Extracted data entries:
· · · · ·
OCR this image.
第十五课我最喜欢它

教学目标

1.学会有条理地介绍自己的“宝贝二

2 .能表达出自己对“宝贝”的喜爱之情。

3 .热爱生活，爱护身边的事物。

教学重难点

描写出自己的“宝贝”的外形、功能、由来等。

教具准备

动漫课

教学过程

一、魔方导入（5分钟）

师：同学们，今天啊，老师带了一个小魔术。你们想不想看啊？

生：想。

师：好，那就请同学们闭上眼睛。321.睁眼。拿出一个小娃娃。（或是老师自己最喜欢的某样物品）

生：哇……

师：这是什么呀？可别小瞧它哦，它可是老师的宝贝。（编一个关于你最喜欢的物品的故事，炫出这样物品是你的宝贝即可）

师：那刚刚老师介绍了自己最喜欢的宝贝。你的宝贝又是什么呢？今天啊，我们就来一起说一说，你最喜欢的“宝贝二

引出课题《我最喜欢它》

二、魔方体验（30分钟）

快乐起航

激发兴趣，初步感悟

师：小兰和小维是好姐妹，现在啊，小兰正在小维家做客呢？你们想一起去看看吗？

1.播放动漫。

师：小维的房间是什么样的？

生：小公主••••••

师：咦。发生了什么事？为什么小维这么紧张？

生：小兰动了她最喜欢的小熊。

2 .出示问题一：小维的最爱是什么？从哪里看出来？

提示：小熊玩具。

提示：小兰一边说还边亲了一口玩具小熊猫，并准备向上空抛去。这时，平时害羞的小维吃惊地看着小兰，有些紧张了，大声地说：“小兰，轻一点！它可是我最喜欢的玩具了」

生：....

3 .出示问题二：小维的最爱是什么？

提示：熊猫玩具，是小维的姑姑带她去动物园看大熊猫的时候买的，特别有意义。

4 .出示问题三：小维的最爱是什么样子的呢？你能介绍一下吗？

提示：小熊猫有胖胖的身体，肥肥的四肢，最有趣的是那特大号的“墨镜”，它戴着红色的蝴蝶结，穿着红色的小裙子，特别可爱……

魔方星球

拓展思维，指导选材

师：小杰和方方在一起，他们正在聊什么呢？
· · · · ·
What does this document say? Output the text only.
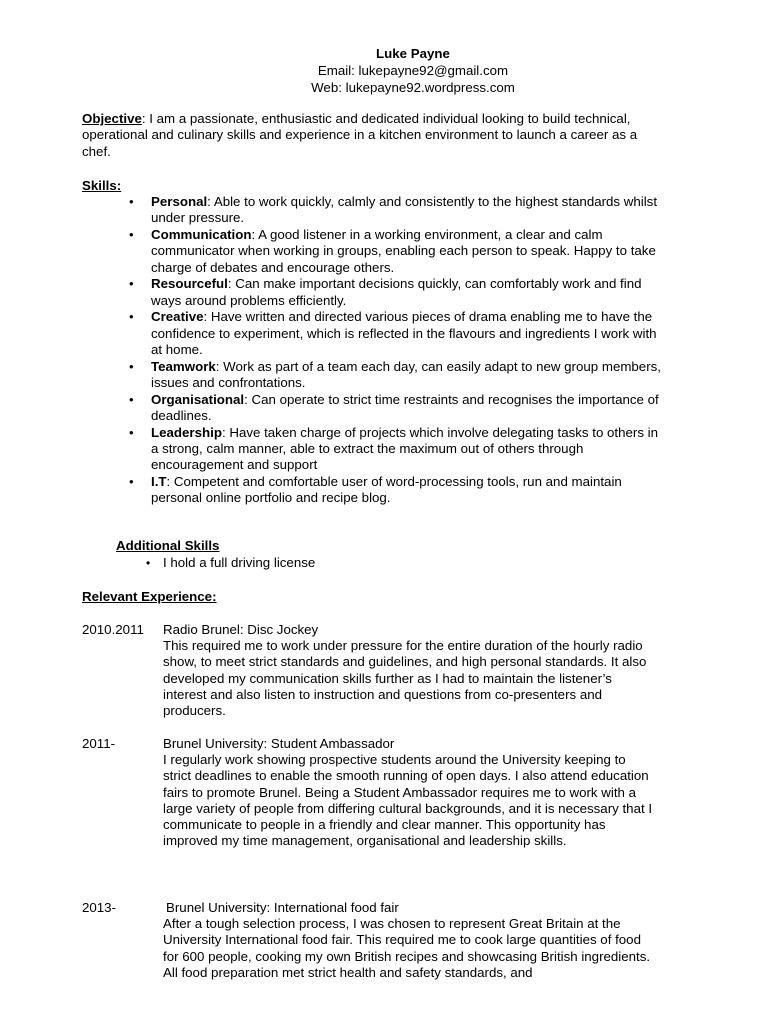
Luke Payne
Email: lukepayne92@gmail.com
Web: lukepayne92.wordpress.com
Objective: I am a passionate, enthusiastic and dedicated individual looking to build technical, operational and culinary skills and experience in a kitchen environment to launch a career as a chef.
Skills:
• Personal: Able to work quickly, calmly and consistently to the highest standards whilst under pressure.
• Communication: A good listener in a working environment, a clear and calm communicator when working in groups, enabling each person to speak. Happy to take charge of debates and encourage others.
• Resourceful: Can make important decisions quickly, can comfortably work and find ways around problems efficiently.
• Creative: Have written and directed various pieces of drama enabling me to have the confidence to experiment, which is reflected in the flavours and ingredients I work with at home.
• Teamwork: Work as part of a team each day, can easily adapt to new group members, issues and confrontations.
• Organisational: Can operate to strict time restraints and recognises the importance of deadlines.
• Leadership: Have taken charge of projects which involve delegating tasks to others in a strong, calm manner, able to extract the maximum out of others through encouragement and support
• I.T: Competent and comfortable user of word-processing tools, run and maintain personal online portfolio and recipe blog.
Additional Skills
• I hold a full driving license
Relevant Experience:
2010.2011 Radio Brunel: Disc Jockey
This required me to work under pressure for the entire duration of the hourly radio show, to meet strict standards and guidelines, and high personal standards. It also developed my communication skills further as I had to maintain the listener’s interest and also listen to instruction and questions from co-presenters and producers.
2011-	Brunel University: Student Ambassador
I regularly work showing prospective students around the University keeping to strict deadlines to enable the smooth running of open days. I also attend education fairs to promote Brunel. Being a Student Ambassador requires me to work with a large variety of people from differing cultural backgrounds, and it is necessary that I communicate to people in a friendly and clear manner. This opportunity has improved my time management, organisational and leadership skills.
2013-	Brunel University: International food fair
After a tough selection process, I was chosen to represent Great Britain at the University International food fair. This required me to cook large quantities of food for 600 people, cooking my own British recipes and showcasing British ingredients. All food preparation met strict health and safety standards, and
· · · · ·
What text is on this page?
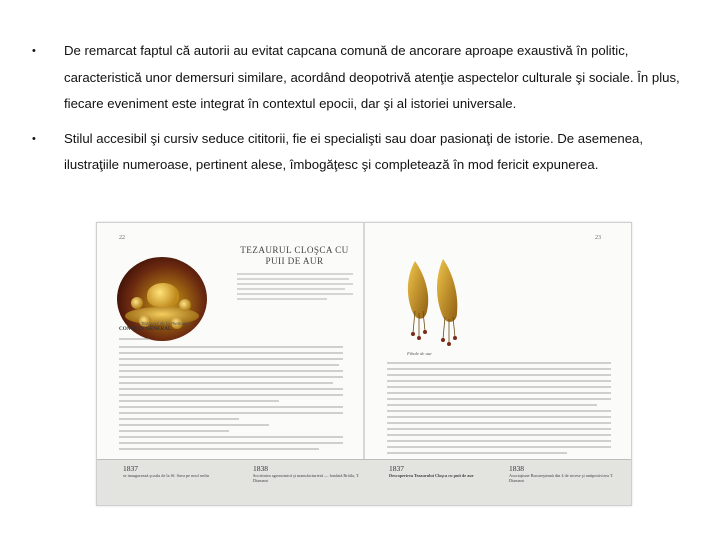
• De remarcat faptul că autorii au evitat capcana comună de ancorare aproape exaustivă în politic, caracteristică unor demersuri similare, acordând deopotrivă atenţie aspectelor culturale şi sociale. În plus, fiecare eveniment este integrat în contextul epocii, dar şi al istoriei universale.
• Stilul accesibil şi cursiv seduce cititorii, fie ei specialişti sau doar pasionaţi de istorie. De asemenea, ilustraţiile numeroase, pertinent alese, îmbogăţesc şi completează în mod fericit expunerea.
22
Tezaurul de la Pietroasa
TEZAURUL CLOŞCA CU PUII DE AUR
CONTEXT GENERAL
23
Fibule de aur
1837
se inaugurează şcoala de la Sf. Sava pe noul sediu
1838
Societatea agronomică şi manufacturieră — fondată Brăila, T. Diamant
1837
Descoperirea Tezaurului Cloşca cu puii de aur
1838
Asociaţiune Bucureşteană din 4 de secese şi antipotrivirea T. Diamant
· · · · ·
DIRECTIONS FOR THIS TASK:
In the entries above, identify each line that includes the string "standards", then copy it.

OUTPUT:
• Personal: Able to work quickly, calmly and consistently to the highest standards whilst under pressure.
This required me to work under pressure for the entire duration of the hourly radio show, to meet strict standards and guidelines, and high personal standards. It also developed my communication skills further as I had to maintain the listener’s interest and also listen to instruction and questions from co-presenters and producers.
After a tough selection process, I was chosen to represent Great Britain at the University International food fair. This required me to cook large quantities of food for 600 people, cooking my own British recipes and showcasing British ingredients. All food preparation met strict health and safety standards, and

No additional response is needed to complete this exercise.